Transcribe every line exactly. Leave the pictures behind.
**** Materials provided ****
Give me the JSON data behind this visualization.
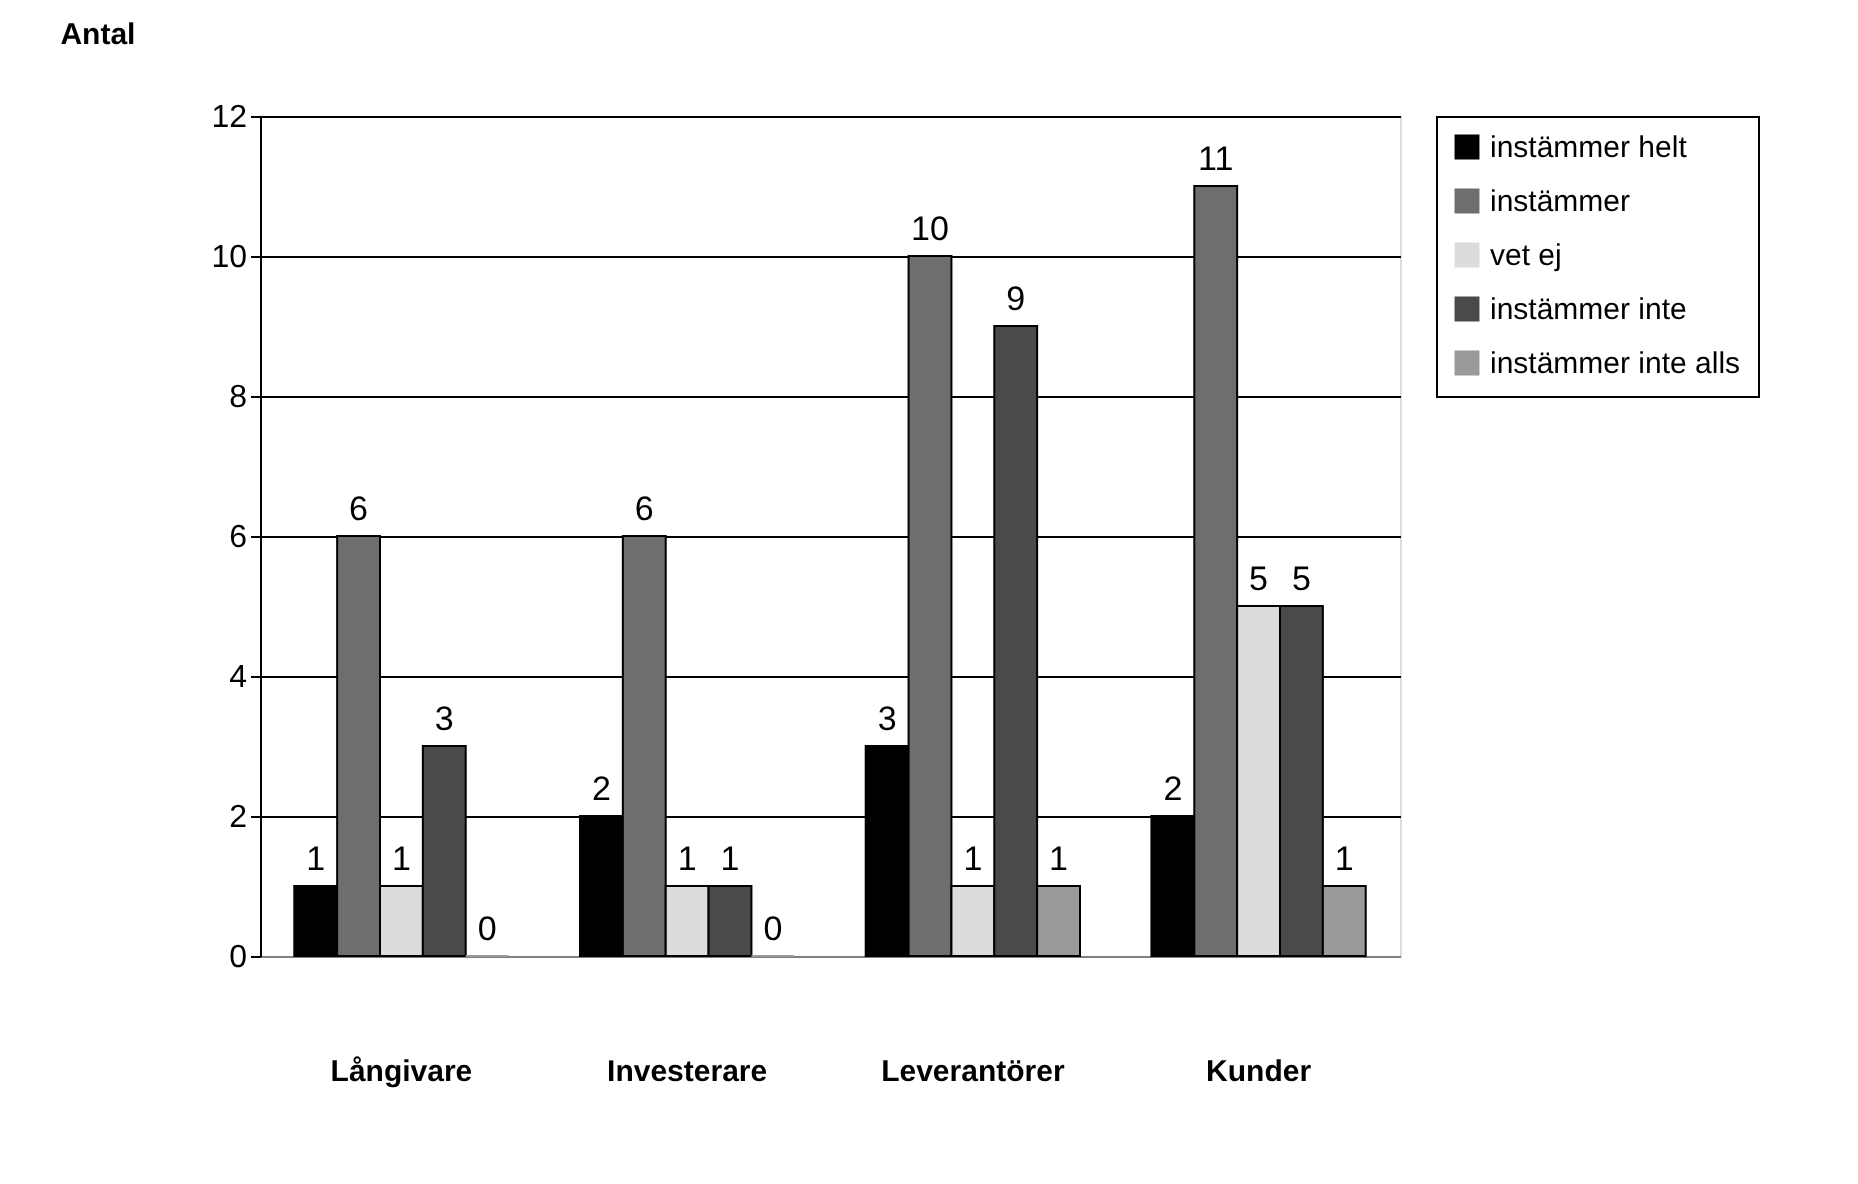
{
  "chart_data": {
    "type": "bar",
    "ylabel": "Antal",
    "categories": [
      "Långivare",
      "Investerare",
      "Leverantörer",
      "Kunder"
    ],
    "series": [
      {
        "name": "instämmer helt",
        "color": "#000000",
        "values": [
          1,
          2,
          3,
          2
        ]
      },
      {
        "name": "instämmer",
        "color": "#6e6e6e",
        "values": [
          6,
          6,
          10,
          11
        ]
      },
      {
        "name": "vet ej",
        "color": "#dcdcdc",
        "values": [
          1,
          1,
          1,
          5
        ]
      },
      {
        "name": "instämmer inte",
        "color": "#4a4a4a",
        "values": [
          3,
          1,
          9,
          5
        ]
      },
      {
        "name": "instämmer inte alls",
        "color": "#9a9a9a",
        "values": [
          0,
          0,
          1,
          1
        ]
      }
    ],
    "ylim": [
      0,
      12
    ],
    "yticks": [
      0,
      2,
      4,
      6,
      8,
      10,
      12
    ],
    "grid": "y",
    "legend": "right",
    "data_labels": true
  }
}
****
The result →
Give me the JSON data behind this visualization.
{
  "chart_data": {
    "type": "bar",
    "ylabel": "Antal",
    "categories": [
      "Långivare",
      "Investerare",
      "Leverantörer",
      "Kunder"
    ],
    "series": [
      {
        "name": "instämmer helt",
        "color": "#000000",
        "values": [
          1,
          2,
          3,
          2
        ]
      },
      {
        "name": "instämmer",
        "color": "#6e6e6e",
        "values": [
          6,
          6,
          10,
          11
        ]
      },
      {
        "name": "vet ej",
        "color": "#dcdcdc",
        "values": [
          1,
          1,
          1,
          5
        ]
      },
      {
        "name": "instämmer inte",
        "color": "#4a4a4a",
        "values": [
          3,
          1,
          9,
          5
        ]
      },
      {
        "name": "instämmer inte alls",
        "color": "#9a9a9a",
        "values": [
          0,
          0,
          1,
          1
        ]
      }
    ],
    "ylim": [
      0,
      12
    ],
    "yticks": [
      0,
      2,
      4,
      6,
      8,
      10,
      12
    ],
    "grid": "y",
    "legend": "right",
    "data_labels": true
  }
}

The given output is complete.